**Challenge**
Repeat the lines of the listing below exactly, starting at the line that contains "Read all visible content and emit it as JSON." and running through the last line, both included, and only those.

**Listed entries**

_____

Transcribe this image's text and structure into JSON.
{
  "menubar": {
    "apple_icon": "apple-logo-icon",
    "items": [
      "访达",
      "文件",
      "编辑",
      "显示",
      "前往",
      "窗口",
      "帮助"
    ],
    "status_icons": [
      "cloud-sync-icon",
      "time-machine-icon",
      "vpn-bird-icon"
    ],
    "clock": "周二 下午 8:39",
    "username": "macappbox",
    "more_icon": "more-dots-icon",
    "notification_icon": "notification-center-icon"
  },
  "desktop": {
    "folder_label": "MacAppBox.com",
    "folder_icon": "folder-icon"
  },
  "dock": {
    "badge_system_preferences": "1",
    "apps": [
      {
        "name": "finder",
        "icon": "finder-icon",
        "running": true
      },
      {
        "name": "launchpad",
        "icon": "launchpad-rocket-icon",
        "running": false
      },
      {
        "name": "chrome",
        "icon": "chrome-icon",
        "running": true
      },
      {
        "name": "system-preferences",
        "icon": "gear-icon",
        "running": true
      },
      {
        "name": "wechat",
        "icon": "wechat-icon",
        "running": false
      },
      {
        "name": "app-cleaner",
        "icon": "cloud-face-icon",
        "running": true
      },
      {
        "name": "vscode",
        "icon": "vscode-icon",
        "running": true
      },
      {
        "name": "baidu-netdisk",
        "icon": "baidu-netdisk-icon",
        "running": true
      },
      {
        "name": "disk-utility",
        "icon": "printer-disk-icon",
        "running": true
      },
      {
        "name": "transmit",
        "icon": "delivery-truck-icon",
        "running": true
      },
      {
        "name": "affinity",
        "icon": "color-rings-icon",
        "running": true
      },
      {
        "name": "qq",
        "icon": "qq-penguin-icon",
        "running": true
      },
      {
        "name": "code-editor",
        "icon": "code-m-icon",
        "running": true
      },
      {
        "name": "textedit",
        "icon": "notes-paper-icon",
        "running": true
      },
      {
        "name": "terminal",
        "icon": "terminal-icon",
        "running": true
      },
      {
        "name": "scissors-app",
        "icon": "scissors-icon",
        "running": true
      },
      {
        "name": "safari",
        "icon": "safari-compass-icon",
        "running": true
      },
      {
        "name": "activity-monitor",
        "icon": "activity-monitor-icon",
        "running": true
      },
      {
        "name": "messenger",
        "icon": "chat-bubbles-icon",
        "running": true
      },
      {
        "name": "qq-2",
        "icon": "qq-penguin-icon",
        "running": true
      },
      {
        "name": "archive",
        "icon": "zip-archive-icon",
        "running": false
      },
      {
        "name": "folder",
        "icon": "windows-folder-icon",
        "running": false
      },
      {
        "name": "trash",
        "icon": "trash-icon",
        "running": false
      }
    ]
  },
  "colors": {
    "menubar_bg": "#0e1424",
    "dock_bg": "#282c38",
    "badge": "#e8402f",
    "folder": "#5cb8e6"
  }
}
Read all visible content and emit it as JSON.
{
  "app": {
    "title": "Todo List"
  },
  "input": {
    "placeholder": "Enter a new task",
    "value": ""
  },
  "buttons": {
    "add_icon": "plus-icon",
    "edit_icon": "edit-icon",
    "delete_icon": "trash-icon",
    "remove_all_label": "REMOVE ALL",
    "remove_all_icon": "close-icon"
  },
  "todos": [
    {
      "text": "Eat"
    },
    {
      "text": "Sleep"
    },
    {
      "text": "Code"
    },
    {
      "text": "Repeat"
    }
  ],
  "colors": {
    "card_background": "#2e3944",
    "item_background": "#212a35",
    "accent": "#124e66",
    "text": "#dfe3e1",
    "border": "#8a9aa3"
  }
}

_____

**Response**
Read all visible content and emit it as JSON.
{
  "app": {
    "title": "Todo List"
  },
  "input": {
    "placeholder": "Enter a new task",
    "value": ""
  },
  "buttons": {
    "add_icon": "plus-icon",
    "edit_icon": "edit-icon",
    "delete_icon": "trash-icon",
    "remove_all_label": "REMOVE ALL",
    "remove_all_icon": "close-icon"
  },
  "todos": [
    {
      "text": "Eat"
    },
    {
      "text": "Sleep"
    },
    {
      "text": "Code"
    },
    {
      "text": "Repeat"
    }
  ],
  "colors": {
    "card_background": "#2e3944",
    "item_background": "#212a35",
    "accent": "#124e66",
    "text": "#dfe3e1",
    "border": "#8a9aa3"
  }
}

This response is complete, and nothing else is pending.